# Start of Data for the task

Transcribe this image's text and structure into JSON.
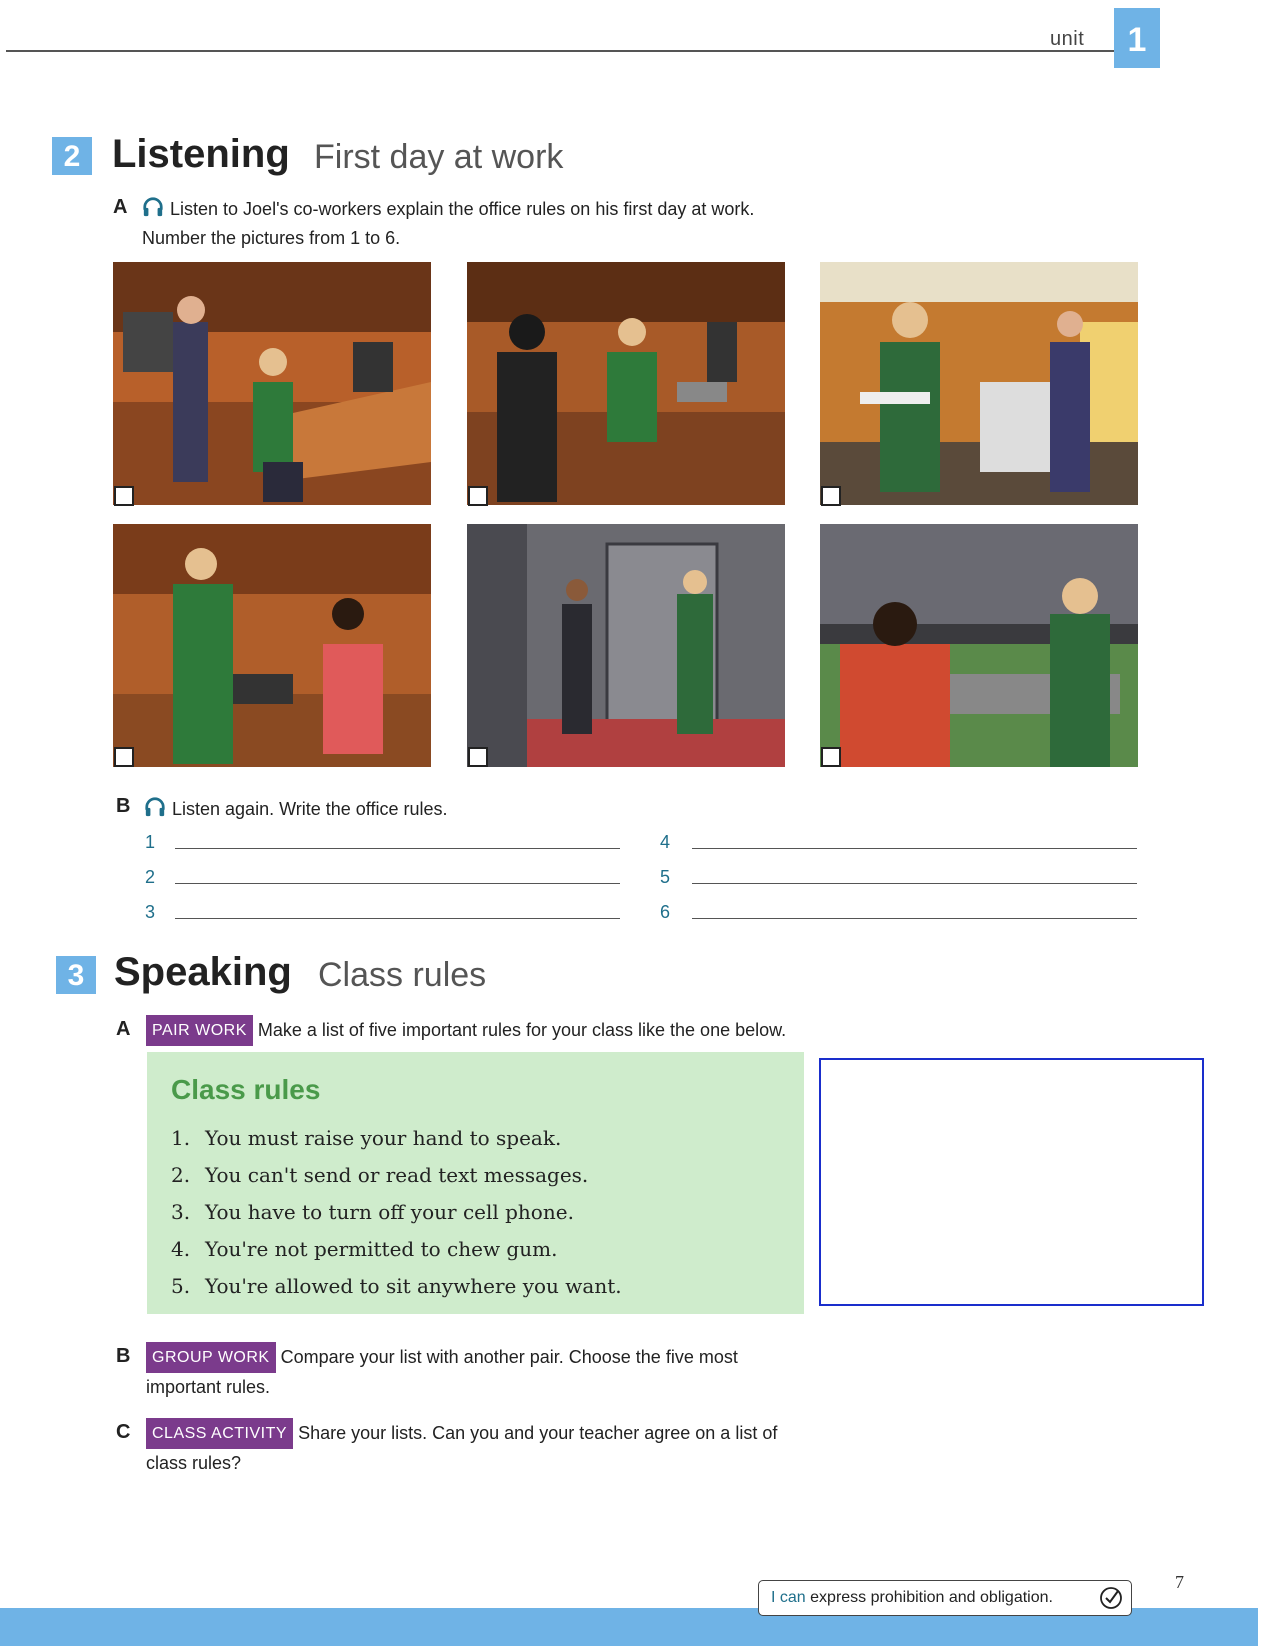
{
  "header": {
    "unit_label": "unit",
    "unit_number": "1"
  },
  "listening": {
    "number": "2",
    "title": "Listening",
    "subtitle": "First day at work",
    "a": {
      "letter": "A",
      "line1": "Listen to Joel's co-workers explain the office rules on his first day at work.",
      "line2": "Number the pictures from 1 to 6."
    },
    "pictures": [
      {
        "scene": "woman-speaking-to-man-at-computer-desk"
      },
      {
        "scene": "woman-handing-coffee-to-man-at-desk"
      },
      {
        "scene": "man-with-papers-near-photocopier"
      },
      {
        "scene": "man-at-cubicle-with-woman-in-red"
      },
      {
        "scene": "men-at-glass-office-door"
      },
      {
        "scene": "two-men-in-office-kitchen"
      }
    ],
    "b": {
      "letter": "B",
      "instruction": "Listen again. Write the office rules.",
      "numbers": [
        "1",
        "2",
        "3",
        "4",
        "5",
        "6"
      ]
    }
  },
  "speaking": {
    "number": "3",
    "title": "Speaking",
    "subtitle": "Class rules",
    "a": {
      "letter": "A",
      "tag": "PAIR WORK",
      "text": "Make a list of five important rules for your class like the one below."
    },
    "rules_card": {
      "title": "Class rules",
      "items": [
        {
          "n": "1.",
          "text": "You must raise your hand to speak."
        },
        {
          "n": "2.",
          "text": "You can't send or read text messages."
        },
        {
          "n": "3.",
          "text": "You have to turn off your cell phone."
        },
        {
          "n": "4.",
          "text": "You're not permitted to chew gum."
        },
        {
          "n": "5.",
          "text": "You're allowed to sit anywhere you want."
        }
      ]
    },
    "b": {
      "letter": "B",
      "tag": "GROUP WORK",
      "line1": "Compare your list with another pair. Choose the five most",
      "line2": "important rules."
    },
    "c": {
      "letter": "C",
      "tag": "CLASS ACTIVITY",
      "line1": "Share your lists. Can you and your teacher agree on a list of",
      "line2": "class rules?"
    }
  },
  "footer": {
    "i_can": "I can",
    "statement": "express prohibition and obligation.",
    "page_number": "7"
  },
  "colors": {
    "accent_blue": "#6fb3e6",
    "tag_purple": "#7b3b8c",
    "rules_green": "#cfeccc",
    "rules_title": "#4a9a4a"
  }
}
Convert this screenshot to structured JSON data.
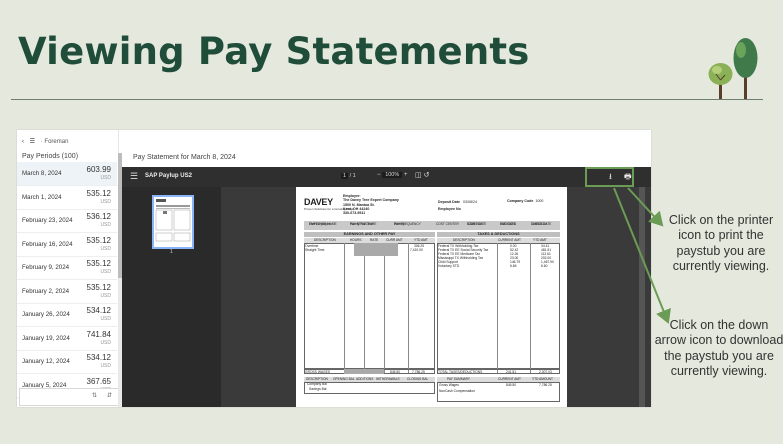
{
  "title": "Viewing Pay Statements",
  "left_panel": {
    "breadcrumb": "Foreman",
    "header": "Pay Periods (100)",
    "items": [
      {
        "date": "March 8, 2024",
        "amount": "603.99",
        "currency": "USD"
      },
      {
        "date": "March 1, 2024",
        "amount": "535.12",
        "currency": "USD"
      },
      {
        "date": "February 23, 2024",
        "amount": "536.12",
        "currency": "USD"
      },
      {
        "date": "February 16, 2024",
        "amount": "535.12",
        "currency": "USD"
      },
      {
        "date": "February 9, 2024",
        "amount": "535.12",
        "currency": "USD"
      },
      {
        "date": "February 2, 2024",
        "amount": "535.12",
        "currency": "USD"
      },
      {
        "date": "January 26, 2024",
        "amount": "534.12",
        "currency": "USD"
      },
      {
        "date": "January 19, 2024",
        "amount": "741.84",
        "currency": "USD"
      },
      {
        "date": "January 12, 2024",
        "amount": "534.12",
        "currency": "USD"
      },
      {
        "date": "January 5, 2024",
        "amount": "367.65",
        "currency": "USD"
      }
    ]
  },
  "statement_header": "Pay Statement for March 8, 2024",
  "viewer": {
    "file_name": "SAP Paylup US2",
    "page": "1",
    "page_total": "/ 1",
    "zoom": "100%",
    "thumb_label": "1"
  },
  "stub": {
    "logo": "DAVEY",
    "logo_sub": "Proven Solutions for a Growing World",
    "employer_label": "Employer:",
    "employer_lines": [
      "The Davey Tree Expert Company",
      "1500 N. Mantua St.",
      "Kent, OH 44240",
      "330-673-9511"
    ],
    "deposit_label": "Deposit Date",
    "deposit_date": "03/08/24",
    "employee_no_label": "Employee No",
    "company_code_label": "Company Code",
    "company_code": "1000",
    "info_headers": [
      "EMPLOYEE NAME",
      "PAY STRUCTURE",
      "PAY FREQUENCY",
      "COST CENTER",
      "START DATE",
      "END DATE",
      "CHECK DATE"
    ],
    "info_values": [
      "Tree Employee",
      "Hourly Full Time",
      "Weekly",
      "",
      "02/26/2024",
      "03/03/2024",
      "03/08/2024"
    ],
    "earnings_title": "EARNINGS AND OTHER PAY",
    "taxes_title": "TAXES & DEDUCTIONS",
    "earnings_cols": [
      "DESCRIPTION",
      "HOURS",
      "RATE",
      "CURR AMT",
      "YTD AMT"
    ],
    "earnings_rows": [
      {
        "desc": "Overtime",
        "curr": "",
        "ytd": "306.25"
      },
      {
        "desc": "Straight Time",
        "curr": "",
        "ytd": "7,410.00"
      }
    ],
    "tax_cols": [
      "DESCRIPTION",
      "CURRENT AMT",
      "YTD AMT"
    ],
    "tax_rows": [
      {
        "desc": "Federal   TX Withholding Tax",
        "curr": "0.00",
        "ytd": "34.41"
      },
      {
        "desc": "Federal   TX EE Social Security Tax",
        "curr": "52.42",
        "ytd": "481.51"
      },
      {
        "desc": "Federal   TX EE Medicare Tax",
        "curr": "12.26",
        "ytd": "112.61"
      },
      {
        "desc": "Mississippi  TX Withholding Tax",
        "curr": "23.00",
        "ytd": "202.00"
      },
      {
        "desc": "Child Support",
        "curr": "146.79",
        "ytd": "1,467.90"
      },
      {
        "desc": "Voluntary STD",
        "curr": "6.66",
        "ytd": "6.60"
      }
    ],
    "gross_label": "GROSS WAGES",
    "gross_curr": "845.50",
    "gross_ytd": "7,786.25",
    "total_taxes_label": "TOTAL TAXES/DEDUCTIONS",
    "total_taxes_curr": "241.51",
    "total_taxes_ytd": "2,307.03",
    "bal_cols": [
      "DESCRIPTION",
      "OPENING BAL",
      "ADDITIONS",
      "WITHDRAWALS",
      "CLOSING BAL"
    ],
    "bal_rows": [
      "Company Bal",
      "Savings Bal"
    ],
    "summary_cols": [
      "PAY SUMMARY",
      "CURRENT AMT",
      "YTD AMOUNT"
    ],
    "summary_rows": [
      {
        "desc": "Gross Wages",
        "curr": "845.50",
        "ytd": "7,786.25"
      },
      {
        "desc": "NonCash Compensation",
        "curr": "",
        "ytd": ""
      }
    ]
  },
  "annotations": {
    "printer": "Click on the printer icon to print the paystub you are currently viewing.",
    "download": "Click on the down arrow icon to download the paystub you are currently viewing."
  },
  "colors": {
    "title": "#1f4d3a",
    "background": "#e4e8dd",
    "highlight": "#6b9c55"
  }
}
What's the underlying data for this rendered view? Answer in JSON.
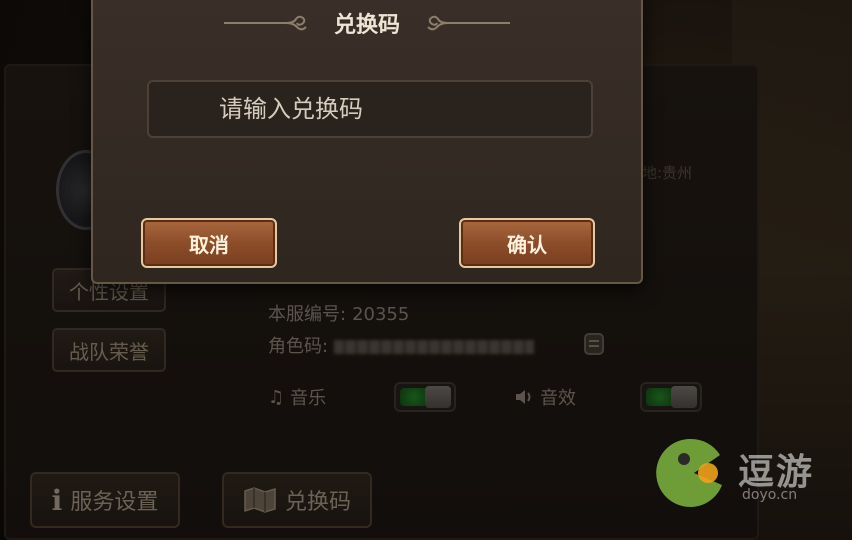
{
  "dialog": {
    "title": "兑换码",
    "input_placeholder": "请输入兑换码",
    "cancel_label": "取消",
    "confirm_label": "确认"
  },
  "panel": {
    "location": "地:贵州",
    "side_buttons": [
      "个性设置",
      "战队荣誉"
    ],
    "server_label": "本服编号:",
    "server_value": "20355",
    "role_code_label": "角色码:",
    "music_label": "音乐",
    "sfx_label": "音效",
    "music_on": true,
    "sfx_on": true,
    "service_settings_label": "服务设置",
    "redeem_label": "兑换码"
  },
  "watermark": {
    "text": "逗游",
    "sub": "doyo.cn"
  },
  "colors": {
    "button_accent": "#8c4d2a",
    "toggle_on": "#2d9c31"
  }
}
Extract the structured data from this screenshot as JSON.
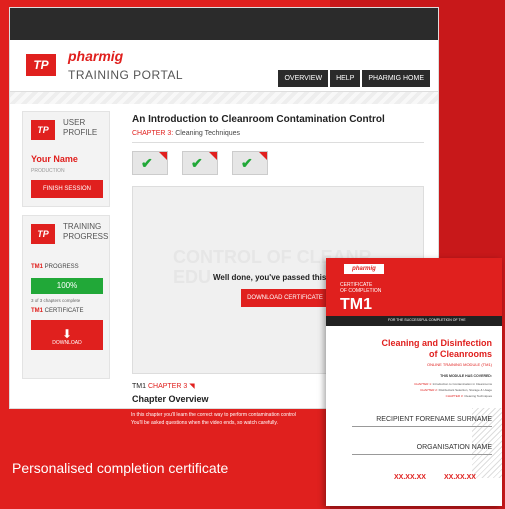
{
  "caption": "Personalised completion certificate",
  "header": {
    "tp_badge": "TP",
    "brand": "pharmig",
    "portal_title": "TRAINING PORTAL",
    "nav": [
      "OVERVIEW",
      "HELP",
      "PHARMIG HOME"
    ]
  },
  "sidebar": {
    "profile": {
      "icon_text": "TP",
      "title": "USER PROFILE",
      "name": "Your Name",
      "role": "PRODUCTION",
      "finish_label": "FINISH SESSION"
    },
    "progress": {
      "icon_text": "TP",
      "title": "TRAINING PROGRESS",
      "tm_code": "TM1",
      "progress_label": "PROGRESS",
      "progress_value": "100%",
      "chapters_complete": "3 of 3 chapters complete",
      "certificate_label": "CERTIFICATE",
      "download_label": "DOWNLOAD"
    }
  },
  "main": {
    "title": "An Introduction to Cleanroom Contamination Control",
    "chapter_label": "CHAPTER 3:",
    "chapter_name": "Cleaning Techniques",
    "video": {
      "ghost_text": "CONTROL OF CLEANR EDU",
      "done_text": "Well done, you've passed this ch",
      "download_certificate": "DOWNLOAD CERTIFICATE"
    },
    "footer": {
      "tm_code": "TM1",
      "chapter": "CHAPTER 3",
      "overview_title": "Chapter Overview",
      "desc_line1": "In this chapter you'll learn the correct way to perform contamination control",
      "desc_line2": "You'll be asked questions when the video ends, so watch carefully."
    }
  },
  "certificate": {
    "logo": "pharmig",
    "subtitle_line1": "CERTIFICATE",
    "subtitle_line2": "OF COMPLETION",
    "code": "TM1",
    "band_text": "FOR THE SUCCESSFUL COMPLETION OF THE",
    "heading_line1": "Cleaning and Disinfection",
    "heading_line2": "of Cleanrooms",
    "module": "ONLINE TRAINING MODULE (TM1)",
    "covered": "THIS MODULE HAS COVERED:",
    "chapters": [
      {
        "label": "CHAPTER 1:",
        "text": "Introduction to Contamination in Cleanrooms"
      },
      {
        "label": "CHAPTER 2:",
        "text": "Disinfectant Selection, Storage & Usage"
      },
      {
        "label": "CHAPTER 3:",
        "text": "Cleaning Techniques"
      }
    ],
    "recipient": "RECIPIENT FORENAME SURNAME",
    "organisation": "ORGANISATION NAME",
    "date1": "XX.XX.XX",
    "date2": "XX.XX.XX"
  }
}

# End of Data for the task

● Problem statement
Copy out the lines in which the string "February" appears.

● Expected answer
        "date": "February 23, 2024",
        "date": "February 16, 2024",
        "date": "February 9, 2024",
        "date": "February 2, 2024",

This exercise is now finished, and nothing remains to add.